Arrange the rows from the line containing "danes-point bbox=[179, 290, 197, 308]" to the line containing "immigrants-point bbox=[344, 289, 362, 306]", inclusive, as a JSON list of strings with one string per line, and omit any blank lines.
*** TASK DATA ***
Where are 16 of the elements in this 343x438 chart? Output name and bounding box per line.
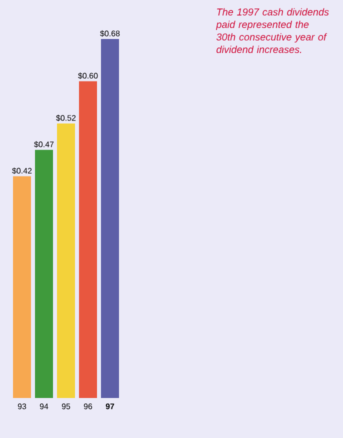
x-tick-label: 94 [40,404,48,410]
data-label: $0.52 [56,114,76,122]
data-label: $0.68 [100,30,120,37]
data-label: $0.42 [12,168,32,174]
bar [79,81,97,398]
text: The 1997 cash dividends paid represented the 30th consecutive year of dividend increases. [216,8,329,54]
data-label: $0.60 [78,72,98,80]
bar [57,123,75,398]
bar [13,176,31,398]
bar [100,38,119,398]
x-tick-label: 97 [106,404,114,410]
x-tick-label: 96 [84,404,92,410]
x-tick-label: 95 [62,404,70,410]
bar [35,150,53,398]
data-label: $0.47 [34,141,54,148]
x-tick-label: 93 [18,404,26,410]
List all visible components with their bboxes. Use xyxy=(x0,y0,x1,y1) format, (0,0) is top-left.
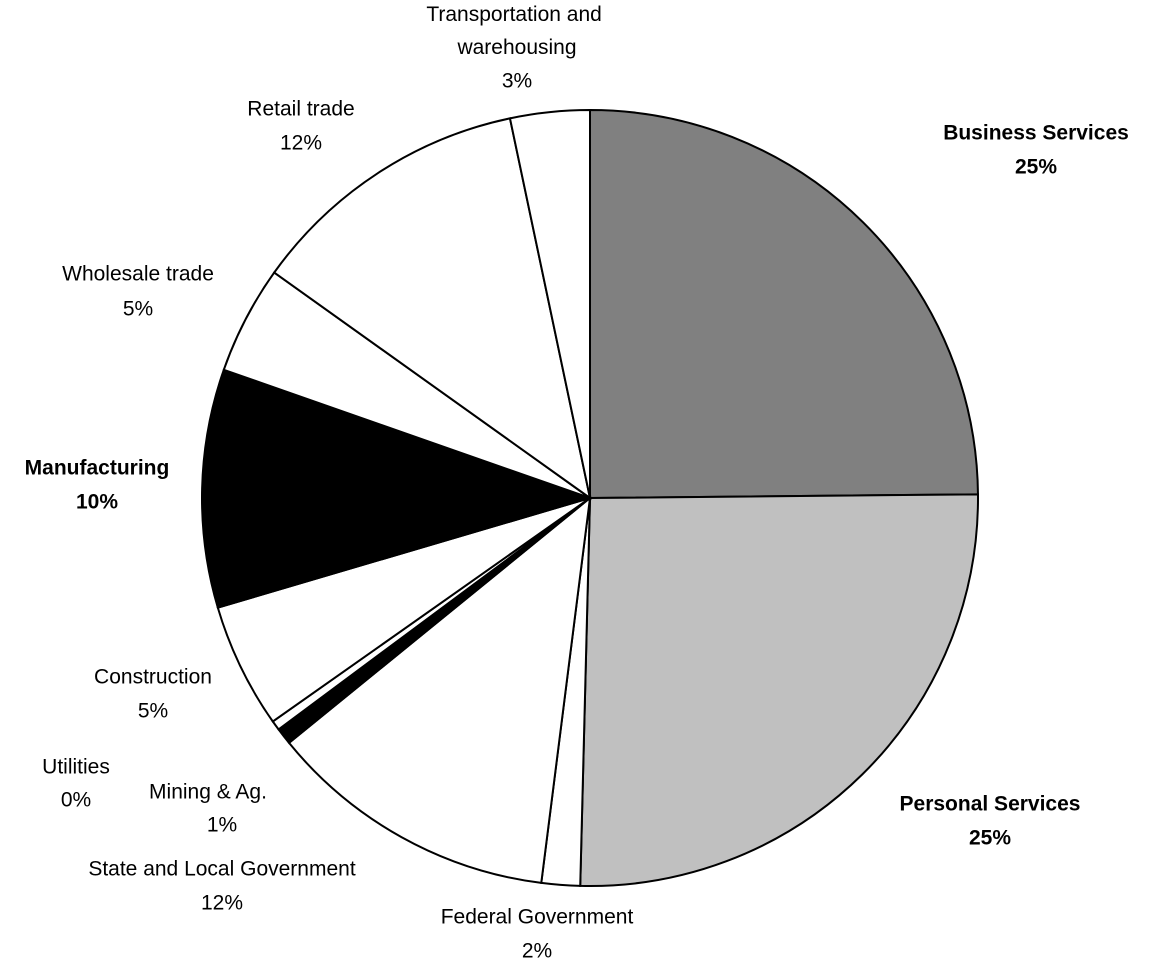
slice-label: Federal Government xyxy=(441,906,634,929)
slice-label: Business Services xyxy=(943,122,1129,145)
pie-slice xyxy=(287,495,592,885)
slice-label: Utilities xyxy=(42,756,110,779)
slice-value-label: 12% xyxy=(201,892,243,915)
slice-value-label: 25% xyxy=(969,827,1011,850)
pie-slice xyxy=(579,493,979,887)
slice-value-label: 5% xyxy=(123,298,153,321)
slice-label: Manufacturing xyxy=(25,457,170,480)
slice-value-label: 12% xyxy=(280,132,322,155)
slice-label-line: Transportation and xyxy=(426,3,607,26)
slice-label: Personal Services xyxy=(900,793,1081,816)
slice-label: Mining & Ag. xyxy=(149,781,267,804)
pie-slice xyxy=(589,108,979,500)
slice-value-label: 5% xyxy=(138,700,168,723)
slice-value-label: 1% xyxy=(207,814,237,837)
slice-label: State and Local Government xyxy=(88,858,355,881)
slice-label: Retail trade xyxy=(247,98,354,121)
slice-label: Wholesale trade xyxy=(62,263,214,286)
slice-label-line: warehousing xyxy=(456,36,576,59)
slice-value-label: 0% xyxy=(61,789,91,812)
pie-slice xyxy=(272,117,592,501)
slice-value-label: 10% xyxy=(76,491,118,514)
pie-slice xyxy=(508,108,591,499)
slice-label: Construction xyxy=(94,666,212,689)
slice-value-label: 3% xyxy=(502,70,532,93)
slice-value-label: 2% xyxy=(522,940,552,963)
slice-value-label: 25% xyxy=(1015,156,1057,179)
slice-label: Transportation and warehousing xyxy=(426,3,607,59)
pie-slice xyxy=(201,368,594,609)
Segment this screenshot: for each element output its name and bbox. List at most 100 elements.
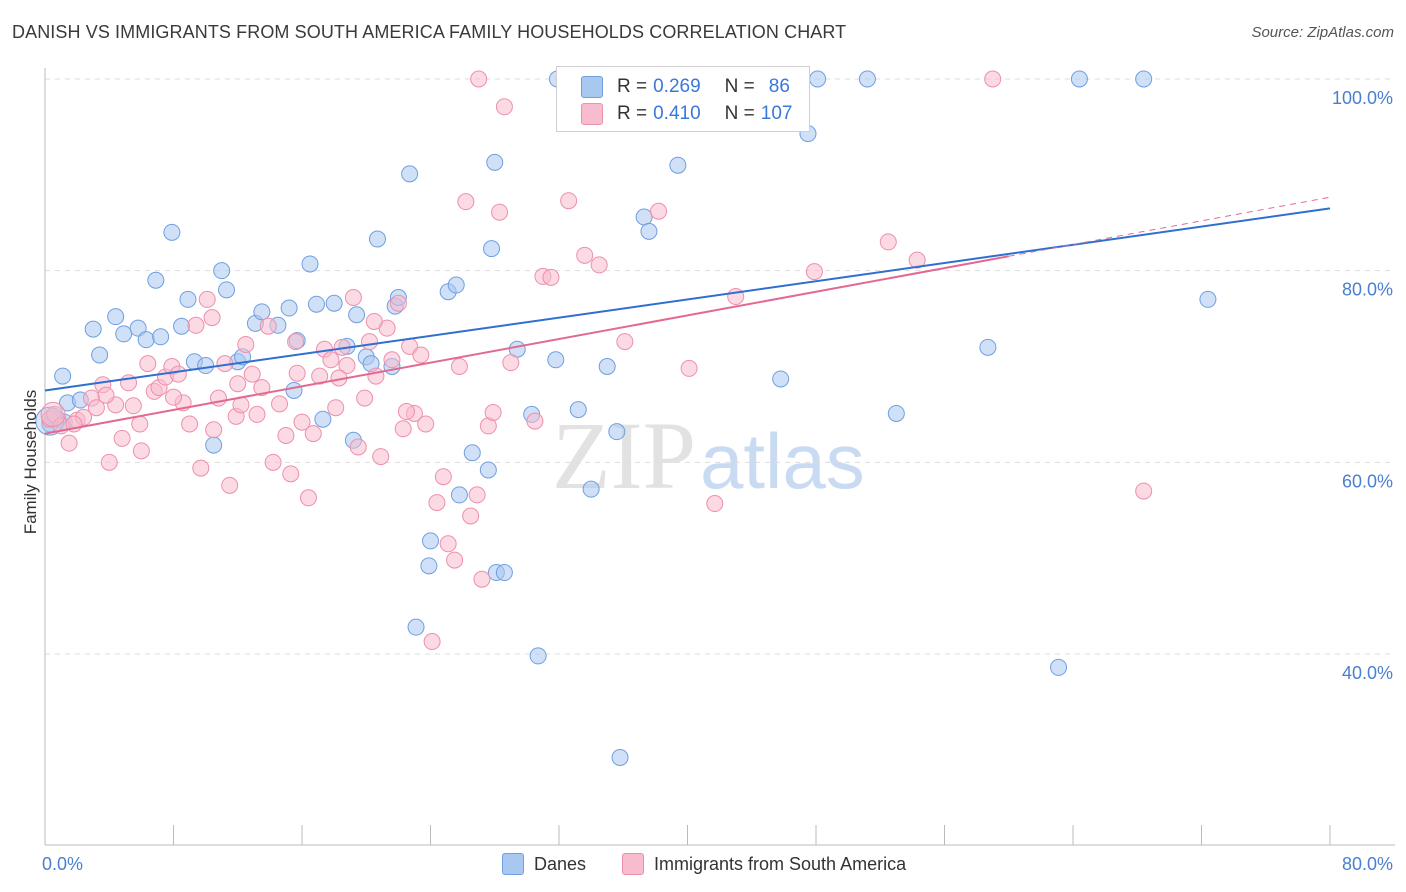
danes-point bbox=[179, 290, 197, 308]
immigrants-point bbox=[209, 389, 227, 407]
legend-row-immigrants: R = 0.410 N = 107 bbox=[581, 101, 792, 127]
immigrants-point bbox=[322, 351, 340, 369]
correlation-legend: R = 0.269 N = 86 R = 0.410 N = 107 bbox=[556, 66, 810, 132]
danes-point bbox=[635, 208, 653, 226]
legend-label-danes: Danes bbox=[534, 853, 587, 874]
immigrants-point bbox=[576, 246, 594, 264]
danes-point bbox=[463, 444, 481, 462]
immigrants-point bbox=[344, 289, 362, 306]
r-label: R = bbox=[617, 103, 648, 124]
immigrants-point bbox=[87, 399, 105, 417]
immigrants-point bbox=[338, 357, 356, 375]
immigrants-point bbox=[560, 192, 578, 210]
immigrants-point bbox=[367, 367, 385, 385]
danes-point bbox=[280, 299, 298, 317]
danes-point bbox=[163, 223, 181, 241]
watermark-zip: ZIP bbox=[552, 402, 696, 509]
legend-item-immigrants[interactable]: Immigrants from South America bbox=[622, 852, 906, 876]
danes-point bbox=[107, 308, 125, 326]
immigrants-point bbox=[131, 415, 149, 433]
immigrants-point bbox=[97, 386, 115, 404]
immigrants-point bbox=[446, 551, 464, 569]
danes-point bbox=[1135, 70, 1153, 88]
immigrants-point bbox=[984, 70, 1002, 88]
immigrants-point bbox=[60, 434, 78, 452]
immigrants-point bbox=[165, 388, 182, 406]
axes bbox=[44, 68, 1395, 846]
immigrants-point bbox=[181, 415, 199, 433]
immigrants-point bbox=[412, 346, 430, 364]
r-label: R = bbox=[617, 76, 648, 97]
danes-point bbox=[314, 410, 332, 428]
immigrants-point bbox=[299, 489, 317, 507]
immigrants-point bbox=[205, 421, 223, 439]
danes-trendline bbox=[44, 207, 1331, 392]
watermark-atlas: atlas bbox=[700, 417, 865, 505]
immigrants-point bbox=[473, 570, 491, 588]
immigrants-point bbox=[124, 397, 142, 415]
danes-point bbox=[809, 70, 827, 88]
danes-point bbox=[197, 357, 215, 375]
danes-point bbox=[669, 156, 687, 174]
danes-point bbox=[1050, 658, 1068, 676]
immigrants-point bbox=[590, 256, 608, 274]
danes-swatch bbox=[502, 853, 524, 875]
danes-point bbox=[608, 423, 626, 441]
immigrants-trendline-extension bbox=[1008, 196, 1331, 257]
danes-point bbox=[368, 230, 386, 248]
immigrants-point bbox=[468, 486, 486, 504]
immigrants-point bbox=[187, 316, 205, 334]
immigrants-point bbox=[650, 202, 668, 220]
danes-point bbox=[479, 461, 497, 479]
y-tick-label: 40.0% bbox=[1342, 663, 1393, 683]
immigrants-point bbox=[139, 355, 157, 373]
danes-point bbox=[173, 317, 191, 335]
immigrants-point bbox=[349, 438, 367, 456]
immigrants-point bbox=[423, 633, 441, 651]
trendlines bbox=[44, 196, 1331, 435]
danes-point bbox=[205, 436, 223, 454]
n-value-immigrants: 107 bbox=[760, 103, 793, 124]
n-label: N = bbox=[724, 76, 755, 97]
danes-point bbox=[598, 358, 616, 375]
immigrants-point bbox=[397, 403, 415, 421]
danes-point bbox=[91, 346, 109, 364]
danes-point bbox=[84, 320, 102, 338]
immigrants-point bbox=[434, 468, 452, 486]
immigrants-point bbox=[706, 495, 724, 513]
n-value-danes: 86 bbox=[768, 76, 790, 97]
immigrants-point bbox=[356, 389, 374, 407]
immigrants-point bbox=[389, 294, 407, 312]
immigrants-point bbox=[616, 333, 634, 351]
danes-point bbox=[1070, 70, 1088, 88]
immigrants-point bbox=[879, 233, 897, 251]
immigrants-point bbox=[259, 317, 277, 335]
immigrants-point bbox=[394, 420, 412, 438]
x-tick-label: 80.0% bbox=[1342, 854, 1393, 874]
danes-point bbox=[401, 165, 419, 183]
immigrants-point bbox=[365, 312, 383, 330]
immigrants-point bbox=[248, 405, 266, 423]
immigrants-swatch bbox=[622, 853, 644, 875]
axis-labels: 40.0% 60.0% 80.0% 100.0% 0.0% 80.0% Family Hou… bbox=[21, 88, 1393, 874]
immigrants-point bbox=[169, 365, 187, 383]
immigrants-point bbox=[277, 427, 295, 444]
immigrants-point bbox=[680, 359, 698, 377]
immigrants-point bbox=[271, 395, 289, 413]
y-axis-title: Family Households bbox=[21, 390, 40, 535]
immigrants-point bbox=[287, 333, 305, 351]
danes-point bbox=[450, 486, 468, 504]
immigrants-point bbox=[439, 535, 457, 553]
immigrants-point bbox=[237, 335, 255, 353]
immigrants-point bbox=[132, 442, 150, 460]
immigrants-point bbox=[457, 193, 475, 211]
legend-item-danes[interactable]: Danes bbox=[502, 852, 586, 876]
danes-point bbox=[772, 370, 790, 388]
legend-label-immigrants: Immigrants from South America bbox=[654, 853, 907, 874]
immigrants-point bbox=[462, 507, 480, 525]
immigrants-point bbox=[428, 494, 446, 512]
danes-point bbox=[611, 749, 629, 766]
immigrants-swatch bbox=[581, 103, 603, 125]
immigrants-point bbox=[203, 309, 221, 327]
danes-point bbox=[569, 401, 587, 419]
***
### FULL ANSWER
[
  "danes-point bbox=[179, 290, 197, 308]",
  "immigrants-point bbox=[209, 389, 227, 407]",
  "legend-row-immigrants: R = 0.410 N = 107 bbox=[581, 101, 792, 127]",
  "immigrants-point bbox=[322, 351, 340, 369]",
  "correlation-legend: R = 0.269 N = 86 R = 0.410 N = 107 bbox=[556, 66, 810, 132]",
  "danes-point bbox=[635, 208, 653, 226]",
  "legend-label-danes: Danes bbox=[534, 853, 587, 874]",
  "immigrants-point bbox=[576, 246, 594, 264]",
  "danes-point bbox=[463, 444, 481, 462]",
  "immigrants-point bbox=[344, 289, 362, 306]"
]